Nan Shepherd books

Nan Shepherd books

All Nan Shepherd’s books are once again in print. Although she was famous as a novelist and poet in the 1930s and 1940s, by the 1960s her books were out of print and Nan Shepherd seemed to have vanished from the literary landscape. Until 1977, that is, when she published the work for which she’s currently best known: The Living Mountain.

But there’s more to Nan Shepherd than her ‘hill book’. And thanks to Galileo Publishers and Canongate, you can now buy her novels and poetry again.

Nan Shepherd books in print

The Quarry Wood, Nan Shepherd

Nan Shepherd The Quarry Wood

Shepherd’s first novel, published in 1928, The Quarry Wood is the story of Martha Ironside’s pursuit of knowledge.

Fighting her way from her working-class background to university and a teaching career, Martha discovers along the way that ‘man does not learn from books alone’, but from living.

‘It’s a grand thing to get leave to live’ says her father, Geordie towards the end of the novel. The lines are now memorialised on Shepherd’s paving slab outside Edinburgh’s Makar’s Museum and on RBS’s five pound note.

- ENTRIES
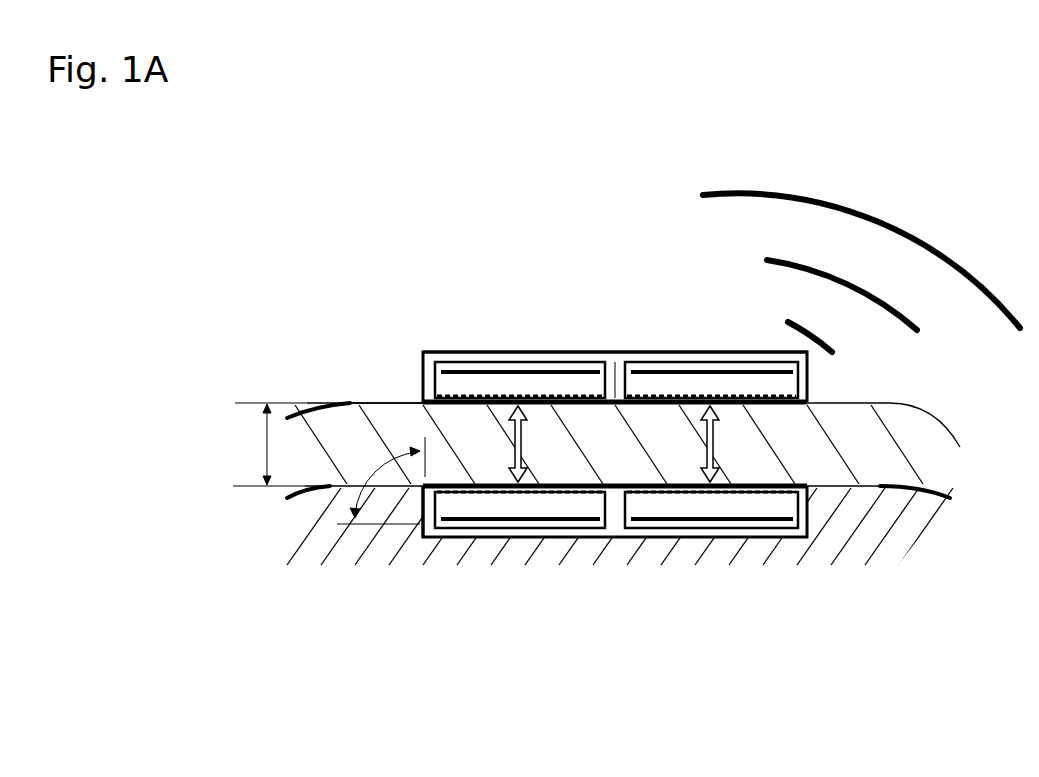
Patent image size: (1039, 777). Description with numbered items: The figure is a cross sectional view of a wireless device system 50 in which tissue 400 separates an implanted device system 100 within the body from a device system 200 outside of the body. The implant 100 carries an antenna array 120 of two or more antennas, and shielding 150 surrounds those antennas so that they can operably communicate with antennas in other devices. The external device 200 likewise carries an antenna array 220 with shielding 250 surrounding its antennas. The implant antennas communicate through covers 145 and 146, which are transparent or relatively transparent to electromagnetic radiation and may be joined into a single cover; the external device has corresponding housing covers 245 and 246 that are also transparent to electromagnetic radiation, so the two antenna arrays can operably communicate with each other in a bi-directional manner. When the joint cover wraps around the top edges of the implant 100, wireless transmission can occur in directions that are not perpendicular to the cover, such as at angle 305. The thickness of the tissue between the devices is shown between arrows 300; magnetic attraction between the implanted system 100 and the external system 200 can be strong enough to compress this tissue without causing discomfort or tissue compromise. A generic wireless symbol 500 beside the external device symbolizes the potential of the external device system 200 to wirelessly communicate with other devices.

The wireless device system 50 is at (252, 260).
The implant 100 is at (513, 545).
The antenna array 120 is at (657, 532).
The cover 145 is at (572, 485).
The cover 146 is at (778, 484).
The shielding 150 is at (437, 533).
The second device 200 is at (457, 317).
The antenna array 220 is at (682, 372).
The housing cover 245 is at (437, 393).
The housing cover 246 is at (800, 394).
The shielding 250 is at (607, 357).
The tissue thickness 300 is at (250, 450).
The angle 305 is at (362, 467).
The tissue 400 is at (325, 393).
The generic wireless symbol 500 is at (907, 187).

---

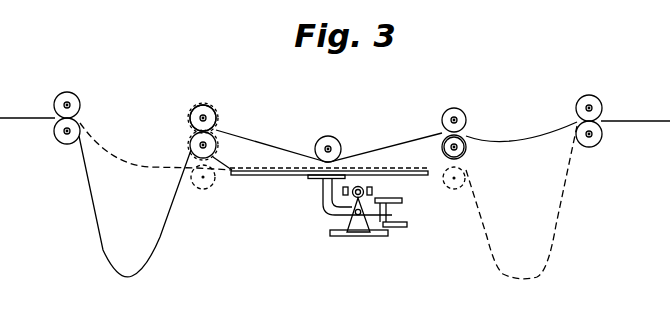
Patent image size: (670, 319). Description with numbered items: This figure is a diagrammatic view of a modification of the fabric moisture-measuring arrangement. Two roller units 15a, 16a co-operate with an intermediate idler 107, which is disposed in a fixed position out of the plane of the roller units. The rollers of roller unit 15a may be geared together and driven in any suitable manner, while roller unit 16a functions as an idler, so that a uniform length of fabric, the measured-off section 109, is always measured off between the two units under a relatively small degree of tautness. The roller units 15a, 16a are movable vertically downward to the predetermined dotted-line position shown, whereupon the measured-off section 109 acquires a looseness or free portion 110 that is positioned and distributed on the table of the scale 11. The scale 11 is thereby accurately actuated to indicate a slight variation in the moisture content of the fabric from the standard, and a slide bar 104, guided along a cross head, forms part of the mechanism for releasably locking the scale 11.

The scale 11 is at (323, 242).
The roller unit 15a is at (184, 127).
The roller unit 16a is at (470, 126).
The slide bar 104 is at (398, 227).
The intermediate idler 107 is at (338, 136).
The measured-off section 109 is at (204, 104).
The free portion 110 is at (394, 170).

- WORK TO COMPLETE
A: Reproduce the text about Nan Shepherd's books from "Nan Shepherd The" up to and including "but from living.".
B: Write what comes next in the text about Nan Shepherd's books, picking up after its final sentence.

- PER-TASK OUTPUTS
A:
Nan Shepherd The Quarry Wood

Shepherd’s first novel, published in 1928, The Quarry Wood is the story of Martha Ironside’s pursuit of knowledge.

Fighting her way from her working-class background to university and a teaching career, Martha discovers along the way that ‘man does not learn from books alone’, but from living.

B:
The Weatherhouse, Nan Shepherd

Nan Shepherd The Weatherhouse

Shepherd’s most ambitious and complex novel, The Weatherhouse was first published in 1930.

Set in the North-East of Scotland, its backdrop is ‘Fetter-Rothnie’, a land denuded of its men during the first world war. Returning, shell-shocked, from the trenches, Garry Forbes is drawn into the intricate web of women at The Weatherhouse and their tragedies, yearnings and delusions.

A portrait of a small, rural community coming to terms with the enormity of war, The Weatherhouse provides a kaleidoscopic lens on human nature and the complex relationship of ‘truth’ to fiction.

Nan Shepherd, The Grampian Quartet

Nan Shepherd Pass in the Grampians

 Shepherd’s third novel, A Pass in the Grampians, appeared first in 1933. Currently unavailable as a single volume, it’s contained in Canongate’s anthology of her fiction and non-fiction books, The Grampian Quartet. The most modernist of Shepherd’s fiction, A Pass in the Grampians is the story of the Kilgours, a Kincardineshire family.

Like The Weatherhouse, no single character is given prominence, but they are just as memorable.  It’s the unapologetically vulgar Bella Cassie who is the harbinger of change in a novel about transformation.

But the story is also about young Jenny Kilgour’s journey to womanhood. What will she keep when she crosses that metaphorical and physical pass? And what will she leave behind?

 

The Living Mountain Nan Shepherd

The Living Mountain Nan Shepherd book cover

The book for which Shepherd is currently best known is The Living Mountain.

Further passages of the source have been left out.